To do:
Below are the records; collect from them each line containing the string "grafiek".

Data shown:
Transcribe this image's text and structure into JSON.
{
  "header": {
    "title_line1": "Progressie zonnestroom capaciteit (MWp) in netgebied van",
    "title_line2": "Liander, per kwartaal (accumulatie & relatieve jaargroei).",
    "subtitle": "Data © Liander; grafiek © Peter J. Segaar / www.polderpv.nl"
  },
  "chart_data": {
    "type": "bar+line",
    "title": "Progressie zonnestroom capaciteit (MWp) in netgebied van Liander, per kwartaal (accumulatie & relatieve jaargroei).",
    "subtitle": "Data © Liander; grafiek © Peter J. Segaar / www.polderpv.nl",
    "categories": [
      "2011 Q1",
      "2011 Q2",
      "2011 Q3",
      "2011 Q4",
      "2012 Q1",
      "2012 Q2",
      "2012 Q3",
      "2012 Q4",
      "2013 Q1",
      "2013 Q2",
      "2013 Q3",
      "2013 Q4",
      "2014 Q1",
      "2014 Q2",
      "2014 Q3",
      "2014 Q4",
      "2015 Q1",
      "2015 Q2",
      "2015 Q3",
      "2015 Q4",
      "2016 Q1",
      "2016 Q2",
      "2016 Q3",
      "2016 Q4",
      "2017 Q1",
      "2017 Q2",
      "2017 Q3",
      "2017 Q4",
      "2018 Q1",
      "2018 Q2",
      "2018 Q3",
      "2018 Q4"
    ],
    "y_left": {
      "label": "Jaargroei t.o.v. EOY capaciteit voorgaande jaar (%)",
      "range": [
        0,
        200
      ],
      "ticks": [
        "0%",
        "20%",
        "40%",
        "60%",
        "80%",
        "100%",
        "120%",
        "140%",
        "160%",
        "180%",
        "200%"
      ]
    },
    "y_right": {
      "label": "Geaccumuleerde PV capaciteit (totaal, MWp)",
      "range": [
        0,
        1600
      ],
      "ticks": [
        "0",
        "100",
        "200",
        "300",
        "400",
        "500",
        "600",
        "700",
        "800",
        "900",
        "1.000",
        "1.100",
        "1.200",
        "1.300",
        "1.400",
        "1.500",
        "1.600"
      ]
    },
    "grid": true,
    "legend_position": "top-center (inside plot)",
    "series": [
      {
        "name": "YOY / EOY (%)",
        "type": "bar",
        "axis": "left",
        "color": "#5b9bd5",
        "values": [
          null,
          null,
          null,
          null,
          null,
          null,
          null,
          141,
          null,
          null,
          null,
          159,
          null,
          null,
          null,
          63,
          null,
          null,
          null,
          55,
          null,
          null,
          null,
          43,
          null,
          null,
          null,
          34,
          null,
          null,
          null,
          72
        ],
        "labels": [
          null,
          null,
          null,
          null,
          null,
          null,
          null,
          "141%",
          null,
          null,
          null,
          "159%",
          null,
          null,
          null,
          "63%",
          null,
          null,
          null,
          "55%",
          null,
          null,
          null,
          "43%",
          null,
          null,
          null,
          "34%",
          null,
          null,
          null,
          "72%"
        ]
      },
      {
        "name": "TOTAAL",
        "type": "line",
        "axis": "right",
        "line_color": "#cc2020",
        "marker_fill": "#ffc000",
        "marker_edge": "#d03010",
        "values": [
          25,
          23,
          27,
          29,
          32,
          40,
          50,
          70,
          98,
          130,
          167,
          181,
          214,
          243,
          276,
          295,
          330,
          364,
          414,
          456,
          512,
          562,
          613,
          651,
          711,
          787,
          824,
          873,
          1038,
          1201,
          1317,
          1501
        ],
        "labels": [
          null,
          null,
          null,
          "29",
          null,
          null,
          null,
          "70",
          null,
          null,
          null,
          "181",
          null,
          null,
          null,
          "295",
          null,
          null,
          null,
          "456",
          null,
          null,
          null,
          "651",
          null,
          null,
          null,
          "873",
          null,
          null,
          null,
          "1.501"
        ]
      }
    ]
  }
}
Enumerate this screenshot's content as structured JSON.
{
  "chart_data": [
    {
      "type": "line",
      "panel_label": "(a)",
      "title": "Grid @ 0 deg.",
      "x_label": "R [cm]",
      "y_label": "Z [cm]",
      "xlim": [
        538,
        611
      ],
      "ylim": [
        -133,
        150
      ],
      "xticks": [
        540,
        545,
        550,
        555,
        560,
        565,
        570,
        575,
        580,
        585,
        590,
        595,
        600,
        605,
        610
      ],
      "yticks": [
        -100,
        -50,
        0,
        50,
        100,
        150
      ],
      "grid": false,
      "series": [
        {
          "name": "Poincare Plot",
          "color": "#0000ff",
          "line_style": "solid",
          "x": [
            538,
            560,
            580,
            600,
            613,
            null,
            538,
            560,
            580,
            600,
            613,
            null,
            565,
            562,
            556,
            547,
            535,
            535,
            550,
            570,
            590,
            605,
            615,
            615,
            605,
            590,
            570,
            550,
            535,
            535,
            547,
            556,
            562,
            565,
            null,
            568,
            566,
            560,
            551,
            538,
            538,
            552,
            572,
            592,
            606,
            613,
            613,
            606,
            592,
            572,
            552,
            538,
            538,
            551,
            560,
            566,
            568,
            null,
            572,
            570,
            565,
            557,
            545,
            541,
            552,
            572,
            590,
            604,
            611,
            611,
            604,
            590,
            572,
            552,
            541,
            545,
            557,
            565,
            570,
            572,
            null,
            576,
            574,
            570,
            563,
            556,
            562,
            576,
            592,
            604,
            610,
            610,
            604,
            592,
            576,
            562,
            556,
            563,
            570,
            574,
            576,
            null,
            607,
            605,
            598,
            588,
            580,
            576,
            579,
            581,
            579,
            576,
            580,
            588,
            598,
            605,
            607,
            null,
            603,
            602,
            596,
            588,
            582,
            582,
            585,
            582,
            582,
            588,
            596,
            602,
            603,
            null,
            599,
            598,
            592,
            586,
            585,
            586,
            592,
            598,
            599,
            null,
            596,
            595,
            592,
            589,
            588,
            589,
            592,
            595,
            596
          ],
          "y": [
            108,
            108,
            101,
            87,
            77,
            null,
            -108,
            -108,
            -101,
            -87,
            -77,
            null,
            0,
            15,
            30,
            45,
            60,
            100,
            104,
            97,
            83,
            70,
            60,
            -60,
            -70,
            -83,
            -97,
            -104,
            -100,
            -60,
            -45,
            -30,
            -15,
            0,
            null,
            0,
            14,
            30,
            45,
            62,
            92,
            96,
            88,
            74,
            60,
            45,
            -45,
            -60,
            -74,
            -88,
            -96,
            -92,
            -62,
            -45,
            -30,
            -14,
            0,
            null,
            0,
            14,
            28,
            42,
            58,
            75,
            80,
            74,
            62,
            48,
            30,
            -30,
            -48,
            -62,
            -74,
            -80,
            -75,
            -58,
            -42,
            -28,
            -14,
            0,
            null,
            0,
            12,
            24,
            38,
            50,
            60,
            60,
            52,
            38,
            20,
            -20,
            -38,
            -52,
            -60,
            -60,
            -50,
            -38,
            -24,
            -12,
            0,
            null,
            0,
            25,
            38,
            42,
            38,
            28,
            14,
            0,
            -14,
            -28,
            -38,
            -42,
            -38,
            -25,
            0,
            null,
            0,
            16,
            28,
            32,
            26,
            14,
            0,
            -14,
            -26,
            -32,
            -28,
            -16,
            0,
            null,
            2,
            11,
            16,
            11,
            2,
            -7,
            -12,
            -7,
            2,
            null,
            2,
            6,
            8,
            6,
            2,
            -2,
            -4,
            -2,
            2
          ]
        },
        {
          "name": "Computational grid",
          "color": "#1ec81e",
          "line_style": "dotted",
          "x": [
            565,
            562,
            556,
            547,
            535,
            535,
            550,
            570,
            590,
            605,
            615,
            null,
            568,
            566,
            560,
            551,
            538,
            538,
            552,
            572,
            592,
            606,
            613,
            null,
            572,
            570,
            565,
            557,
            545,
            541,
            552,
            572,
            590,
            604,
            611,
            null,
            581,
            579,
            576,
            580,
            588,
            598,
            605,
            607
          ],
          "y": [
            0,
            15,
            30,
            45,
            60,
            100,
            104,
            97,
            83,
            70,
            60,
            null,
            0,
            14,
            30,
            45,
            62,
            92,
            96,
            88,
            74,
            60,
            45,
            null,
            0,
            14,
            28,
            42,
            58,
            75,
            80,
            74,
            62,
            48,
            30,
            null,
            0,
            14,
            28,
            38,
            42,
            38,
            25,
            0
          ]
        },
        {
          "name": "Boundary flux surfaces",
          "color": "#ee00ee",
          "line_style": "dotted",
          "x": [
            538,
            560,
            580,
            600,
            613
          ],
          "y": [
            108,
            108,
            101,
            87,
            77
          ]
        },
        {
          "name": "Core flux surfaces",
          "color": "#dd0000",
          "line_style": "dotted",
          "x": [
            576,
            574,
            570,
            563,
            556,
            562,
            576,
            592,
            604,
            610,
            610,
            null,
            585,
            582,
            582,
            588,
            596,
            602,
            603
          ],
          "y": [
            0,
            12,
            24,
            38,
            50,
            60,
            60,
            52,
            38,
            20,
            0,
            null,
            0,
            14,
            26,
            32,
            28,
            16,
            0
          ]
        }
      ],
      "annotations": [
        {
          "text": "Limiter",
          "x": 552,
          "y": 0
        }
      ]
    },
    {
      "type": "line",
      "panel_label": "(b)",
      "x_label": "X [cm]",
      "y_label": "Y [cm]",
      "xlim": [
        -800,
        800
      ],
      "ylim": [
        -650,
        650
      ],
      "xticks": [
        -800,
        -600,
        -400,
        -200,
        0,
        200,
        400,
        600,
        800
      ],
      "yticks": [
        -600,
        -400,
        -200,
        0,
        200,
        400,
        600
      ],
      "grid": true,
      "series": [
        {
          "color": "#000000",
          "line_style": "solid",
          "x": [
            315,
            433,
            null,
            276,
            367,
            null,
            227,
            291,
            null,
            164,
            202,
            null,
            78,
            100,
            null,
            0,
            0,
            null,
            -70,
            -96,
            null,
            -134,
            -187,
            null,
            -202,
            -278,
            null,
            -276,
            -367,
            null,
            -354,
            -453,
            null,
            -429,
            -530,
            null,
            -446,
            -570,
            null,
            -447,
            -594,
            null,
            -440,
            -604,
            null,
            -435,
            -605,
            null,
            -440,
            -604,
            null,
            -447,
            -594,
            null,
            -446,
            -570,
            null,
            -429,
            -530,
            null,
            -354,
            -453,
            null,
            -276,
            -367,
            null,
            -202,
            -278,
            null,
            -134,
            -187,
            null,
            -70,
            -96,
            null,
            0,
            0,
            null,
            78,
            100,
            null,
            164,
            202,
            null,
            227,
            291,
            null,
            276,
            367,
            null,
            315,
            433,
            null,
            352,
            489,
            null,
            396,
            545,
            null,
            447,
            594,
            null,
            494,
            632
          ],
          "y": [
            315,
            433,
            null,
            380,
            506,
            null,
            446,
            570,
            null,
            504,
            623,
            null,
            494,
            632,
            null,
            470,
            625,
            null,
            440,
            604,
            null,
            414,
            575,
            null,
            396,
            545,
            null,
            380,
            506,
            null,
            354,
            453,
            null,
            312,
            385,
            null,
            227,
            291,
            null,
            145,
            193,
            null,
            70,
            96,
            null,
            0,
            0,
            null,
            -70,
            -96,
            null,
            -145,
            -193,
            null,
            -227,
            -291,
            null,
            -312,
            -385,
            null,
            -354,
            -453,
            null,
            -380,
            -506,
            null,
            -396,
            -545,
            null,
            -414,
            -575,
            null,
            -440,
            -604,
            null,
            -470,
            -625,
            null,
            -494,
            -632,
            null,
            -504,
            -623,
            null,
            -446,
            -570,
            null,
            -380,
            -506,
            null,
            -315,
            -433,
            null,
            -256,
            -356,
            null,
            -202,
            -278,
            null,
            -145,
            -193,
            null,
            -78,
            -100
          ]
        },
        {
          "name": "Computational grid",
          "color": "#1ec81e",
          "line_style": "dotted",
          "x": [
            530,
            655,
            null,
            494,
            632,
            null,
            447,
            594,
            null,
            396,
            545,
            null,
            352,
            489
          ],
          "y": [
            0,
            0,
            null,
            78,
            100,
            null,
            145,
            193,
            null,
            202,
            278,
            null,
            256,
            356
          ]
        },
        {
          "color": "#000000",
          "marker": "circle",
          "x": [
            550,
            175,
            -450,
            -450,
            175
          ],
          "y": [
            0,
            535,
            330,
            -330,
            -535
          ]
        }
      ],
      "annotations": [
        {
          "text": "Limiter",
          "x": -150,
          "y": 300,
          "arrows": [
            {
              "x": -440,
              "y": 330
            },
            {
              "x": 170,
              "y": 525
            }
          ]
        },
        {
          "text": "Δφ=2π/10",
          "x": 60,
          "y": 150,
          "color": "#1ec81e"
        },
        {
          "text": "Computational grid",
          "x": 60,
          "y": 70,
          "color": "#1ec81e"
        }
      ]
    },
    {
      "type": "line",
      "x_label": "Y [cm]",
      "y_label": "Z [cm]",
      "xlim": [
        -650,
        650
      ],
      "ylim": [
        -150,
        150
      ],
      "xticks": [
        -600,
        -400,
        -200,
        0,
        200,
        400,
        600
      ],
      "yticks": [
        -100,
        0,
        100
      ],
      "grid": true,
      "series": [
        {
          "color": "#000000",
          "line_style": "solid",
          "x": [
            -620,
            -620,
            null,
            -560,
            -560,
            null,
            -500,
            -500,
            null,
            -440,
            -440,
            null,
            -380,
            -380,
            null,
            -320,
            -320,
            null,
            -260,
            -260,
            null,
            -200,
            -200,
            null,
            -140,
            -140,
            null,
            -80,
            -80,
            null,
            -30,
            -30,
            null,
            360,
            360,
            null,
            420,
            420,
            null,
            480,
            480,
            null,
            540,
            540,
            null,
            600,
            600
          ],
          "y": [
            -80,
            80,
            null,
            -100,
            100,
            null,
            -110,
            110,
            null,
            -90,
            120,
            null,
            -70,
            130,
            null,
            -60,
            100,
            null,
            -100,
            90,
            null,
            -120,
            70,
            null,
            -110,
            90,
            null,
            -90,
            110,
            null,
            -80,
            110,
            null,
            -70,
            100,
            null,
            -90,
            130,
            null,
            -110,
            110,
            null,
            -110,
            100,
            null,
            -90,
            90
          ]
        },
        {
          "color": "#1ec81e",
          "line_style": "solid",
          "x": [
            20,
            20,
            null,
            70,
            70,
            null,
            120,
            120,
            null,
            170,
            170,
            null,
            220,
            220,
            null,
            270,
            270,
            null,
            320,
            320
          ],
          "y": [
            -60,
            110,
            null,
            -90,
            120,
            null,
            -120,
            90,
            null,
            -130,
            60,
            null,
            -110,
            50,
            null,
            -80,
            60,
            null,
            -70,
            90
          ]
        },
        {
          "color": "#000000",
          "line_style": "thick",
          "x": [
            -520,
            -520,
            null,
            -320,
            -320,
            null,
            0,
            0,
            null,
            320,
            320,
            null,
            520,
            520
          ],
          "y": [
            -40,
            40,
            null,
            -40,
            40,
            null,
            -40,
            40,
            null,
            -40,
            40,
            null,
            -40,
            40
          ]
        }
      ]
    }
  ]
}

Written answer:
    "subtitle": "Data © Liander; grafiek © Peter J. Segaar / www.polderpv.nl"
    "subtitle": "Data © Liander; grafiek © Peter J. Segaar / www.polderpv.nl",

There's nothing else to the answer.